■ Exercise details: Find each line with the word "galley" and copy it.

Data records
[start]

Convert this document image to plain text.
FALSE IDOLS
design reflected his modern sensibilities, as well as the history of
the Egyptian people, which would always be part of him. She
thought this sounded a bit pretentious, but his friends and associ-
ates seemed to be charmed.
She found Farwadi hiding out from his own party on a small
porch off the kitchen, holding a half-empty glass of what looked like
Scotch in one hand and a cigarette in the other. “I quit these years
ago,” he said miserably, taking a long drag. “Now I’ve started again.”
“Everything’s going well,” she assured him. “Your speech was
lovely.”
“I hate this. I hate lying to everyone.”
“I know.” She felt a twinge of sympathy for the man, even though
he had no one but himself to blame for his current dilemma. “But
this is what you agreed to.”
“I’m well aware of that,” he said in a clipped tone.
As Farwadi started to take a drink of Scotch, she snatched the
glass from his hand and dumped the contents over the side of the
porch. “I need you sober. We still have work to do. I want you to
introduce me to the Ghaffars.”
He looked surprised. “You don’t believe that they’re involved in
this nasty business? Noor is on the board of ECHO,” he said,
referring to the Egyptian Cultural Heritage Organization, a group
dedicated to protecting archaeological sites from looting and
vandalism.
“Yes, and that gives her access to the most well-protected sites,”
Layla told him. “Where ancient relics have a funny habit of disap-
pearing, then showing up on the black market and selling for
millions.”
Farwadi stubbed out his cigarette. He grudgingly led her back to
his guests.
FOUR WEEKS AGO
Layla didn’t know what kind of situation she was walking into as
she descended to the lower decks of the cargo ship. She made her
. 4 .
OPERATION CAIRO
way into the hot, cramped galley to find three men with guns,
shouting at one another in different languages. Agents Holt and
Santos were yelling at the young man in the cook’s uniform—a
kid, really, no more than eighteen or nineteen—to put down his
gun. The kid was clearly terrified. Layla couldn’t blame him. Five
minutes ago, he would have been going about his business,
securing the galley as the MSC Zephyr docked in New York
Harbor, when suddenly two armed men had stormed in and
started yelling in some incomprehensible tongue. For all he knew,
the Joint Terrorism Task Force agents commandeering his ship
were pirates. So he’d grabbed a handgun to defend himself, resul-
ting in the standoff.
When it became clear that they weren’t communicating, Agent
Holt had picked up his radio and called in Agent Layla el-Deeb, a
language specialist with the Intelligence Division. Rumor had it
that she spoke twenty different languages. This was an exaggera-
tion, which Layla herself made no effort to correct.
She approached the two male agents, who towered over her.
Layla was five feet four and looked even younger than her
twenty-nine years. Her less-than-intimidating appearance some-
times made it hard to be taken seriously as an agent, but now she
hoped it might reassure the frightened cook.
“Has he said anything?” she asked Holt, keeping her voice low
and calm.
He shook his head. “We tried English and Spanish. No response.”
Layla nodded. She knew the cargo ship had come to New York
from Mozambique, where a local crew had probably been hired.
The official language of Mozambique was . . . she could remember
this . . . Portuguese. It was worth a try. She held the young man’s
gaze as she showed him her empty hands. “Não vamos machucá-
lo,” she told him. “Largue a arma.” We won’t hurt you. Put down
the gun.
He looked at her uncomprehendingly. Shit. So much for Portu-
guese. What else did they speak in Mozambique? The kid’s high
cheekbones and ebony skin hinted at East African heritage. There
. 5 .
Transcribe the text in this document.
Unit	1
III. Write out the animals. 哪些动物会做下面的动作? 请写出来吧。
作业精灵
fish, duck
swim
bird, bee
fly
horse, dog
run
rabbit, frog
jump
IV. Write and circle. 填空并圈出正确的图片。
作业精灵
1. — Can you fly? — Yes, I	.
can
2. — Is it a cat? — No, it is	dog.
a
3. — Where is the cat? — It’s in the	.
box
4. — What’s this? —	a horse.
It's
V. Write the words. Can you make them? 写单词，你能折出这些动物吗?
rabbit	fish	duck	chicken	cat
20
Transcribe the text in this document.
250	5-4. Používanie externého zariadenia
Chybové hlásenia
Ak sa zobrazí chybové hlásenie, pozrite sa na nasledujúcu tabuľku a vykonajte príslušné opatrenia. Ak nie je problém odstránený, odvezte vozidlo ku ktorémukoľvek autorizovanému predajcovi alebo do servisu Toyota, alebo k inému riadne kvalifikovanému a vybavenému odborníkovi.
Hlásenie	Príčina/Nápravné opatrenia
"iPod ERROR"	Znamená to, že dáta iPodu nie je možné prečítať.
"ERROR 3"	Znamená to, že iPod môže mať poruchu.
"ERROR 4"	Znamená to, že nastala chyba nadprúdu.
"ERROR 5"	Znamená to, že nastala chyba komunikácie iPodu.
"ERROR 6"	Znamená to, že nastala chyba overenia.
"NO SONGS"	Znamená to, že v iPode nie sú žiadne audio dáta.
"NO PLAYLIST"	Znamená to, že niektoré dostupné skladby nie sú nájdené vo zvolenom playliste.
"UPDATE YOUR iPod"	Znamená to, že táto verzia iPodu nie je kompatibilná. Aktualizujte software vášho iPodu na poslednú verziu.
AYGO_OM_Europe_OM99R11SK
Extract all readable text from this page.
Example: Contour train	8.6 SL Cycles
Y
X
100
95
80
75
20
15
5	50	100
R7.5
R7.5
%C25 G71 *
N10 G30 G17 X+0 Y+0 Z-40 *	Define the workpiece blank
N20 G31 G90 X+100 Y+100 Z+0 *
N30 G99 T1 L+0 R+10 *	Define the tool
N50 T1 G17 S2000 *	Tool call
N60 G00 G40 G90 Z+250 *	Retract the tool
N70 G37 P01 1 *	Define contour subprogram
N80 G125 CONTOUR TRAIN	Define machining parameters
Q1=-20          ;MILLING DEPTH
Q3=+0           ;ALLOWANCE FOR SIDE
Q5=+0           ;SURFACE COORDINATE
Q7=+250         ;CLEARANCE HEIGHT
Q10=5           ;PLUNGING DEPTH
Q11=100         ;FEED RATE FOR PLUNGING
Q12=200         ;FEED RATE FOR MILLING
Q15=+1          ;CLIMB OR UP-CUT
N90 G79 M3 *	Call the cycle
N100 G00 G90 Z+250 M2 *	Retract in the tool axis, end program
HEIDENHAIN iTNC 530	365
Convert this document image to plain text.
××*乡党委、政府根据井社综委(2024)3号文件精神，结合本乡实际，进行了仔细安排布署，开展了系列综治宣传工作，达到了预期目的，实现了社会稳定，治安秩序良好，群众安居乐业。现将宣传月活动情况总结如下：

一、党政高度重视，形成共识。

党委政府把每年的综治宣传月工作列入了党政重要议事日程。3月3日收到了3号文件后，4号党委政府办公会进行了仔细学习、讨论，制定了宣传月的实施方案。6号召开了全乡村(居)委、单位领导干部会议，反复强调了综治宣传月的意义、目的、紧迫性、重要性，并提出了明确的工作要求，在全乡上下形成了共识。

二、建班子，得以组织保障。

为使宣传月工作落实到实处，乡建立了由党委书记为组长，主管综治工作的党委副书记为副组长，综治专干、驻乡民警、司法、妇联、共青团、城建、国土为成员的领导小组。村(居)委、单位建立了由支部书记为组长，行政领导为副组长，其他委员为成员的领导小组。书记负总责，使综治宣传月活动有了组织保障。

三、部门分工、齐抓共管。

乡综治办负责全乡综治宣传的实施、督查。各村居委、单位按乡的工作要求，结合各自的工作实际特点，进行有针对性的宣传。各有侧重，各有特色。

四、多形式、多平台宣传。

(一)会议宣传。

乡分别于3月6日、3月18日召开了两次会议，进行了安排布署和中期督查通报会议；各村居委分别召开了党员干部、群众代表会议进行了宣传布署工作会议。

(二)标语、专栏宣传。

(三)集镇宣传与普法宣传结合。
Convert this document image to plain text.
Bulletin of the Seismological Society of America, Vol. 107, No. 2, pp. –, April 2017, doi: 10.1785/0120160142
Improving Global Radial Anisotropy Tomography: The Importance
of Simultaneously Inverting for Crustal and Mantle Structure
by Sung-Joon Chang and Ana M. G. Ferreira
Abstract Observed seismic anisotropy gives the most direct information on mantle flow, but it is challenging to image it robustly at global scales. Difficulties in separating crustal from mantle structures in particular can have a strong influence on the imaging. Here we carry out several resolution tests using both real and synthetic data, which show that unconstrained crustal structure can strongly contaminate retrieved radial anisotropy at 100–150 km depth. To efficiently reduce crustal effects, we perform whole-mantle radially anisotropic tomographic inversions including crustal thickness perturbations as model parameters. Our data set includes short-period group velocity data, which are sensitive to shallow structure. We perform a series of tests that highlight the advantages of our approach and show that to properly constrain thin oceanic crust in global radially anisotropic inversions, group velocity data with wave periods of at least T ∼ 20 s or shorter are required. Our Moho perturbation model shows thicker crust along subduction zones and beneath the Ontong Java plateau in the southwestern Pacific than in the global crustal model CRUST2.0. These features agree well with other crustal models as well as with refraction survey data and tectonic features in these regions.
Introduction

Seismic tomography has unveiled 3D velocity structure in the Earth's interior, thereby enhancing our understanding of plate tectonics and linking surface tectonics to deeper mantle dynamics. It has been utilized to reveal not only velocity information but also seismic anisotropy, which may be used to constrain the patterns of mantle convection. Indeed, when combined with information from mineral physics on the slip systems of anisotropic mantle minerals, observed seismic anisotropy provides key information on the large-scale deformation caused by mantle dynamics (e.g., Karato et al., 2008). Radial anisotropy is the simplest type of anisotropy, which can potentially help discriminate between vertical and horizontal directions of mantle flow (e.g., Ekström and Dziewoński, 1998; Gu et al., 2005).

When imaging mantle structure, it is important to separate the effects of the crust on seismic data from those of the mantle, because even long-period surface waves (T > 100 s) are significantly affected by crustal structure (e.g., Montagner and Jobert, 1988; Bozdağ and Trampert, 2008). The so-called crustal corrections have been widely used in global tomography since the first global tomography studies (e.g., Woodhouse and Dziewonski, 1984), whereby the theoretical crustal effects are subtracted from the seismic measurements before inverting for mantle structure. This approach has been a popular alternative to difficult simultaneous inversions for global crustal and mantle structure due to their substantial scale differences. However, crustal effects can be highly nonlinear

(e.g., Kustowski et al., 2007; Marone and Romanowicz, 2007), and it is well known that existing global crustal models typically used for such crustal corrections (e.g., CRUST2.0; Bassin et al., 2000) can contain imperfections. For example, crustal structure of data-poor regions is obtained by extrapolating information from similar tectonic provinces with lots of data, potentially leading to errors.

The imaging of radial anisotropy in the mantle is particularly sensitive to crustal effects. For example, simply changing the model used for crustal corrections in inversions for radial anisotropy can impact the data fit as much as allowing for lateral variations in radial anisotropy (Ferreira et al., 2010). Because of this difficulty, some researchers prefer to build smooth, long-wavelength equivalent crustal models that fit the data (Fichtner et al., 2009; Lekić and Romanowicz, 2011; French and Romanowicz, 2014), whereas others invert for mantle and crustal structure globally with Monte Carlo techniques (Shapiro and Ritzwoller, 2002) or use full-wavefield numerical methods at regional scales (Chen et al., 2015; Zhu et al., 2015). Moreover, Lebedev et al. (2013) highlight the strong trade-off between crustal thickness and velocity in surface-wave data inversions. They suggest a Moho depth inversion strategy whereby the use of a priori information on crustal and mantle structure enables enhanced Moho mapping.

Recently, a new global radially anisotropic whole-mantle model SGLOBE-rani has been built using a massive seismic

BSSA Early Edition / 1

[end]

■ Solution to the problem:
way into the hot, cramped galley to find three men with guns,
securing the galley as the MSC Zephyr docked in New York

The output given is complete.